▸ **MATERIAL FOR THIS TASK**:
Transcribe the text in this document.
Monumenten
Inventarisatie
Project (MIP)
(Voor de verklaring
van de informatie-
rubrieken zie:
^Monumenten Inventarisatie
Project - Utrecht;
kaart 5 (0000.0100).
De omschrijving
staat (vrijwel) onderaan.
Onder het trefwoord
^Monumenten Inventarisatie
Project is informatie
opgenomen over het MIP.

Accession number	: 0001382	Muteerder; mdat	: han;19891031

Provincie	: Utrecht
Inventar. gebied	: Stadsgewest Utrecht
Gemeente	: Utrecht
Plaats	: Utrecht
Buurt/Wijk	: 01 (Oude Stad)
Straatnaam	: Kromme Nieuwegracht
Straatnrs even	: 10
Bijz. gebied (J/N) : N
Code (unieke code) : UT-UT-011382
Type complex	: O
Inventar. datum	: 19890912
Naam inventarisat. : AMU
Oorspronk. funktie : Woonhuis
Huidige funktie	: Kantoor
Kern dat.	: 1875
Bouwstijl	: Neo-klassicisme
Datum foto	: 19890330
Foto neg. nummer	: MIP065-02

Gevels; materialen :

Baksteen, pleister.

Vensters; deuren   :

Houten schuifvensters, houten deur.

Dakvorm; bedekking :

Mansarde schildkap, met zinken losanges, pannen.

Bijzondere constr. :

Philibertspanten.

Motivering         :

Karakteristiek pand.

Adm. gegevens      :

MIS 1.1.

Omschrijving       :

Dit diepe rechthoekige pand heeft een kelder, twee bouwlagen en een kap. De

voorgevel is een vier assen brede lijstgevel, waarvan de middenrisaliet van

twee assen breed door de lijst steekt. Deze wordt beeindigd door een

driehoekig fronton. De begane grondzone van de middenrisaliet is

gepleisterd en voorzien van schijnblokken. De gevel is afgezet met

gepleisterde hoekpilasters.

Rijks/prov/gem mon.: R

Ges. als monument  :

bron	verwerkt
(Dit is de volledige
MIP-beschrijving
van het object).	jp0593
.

▸ **DIRECTIONS**: For the string "twee", find every line of the material that contains it, and copy each one.

▸ **OUTPUT OF THE EXERCISE**:
Dit diepe rechthoekige pand heeft een kelder, twee bouwlagen en een kap. De
twee assen breed door de lijst steekt. Deze wordt beeindigd door een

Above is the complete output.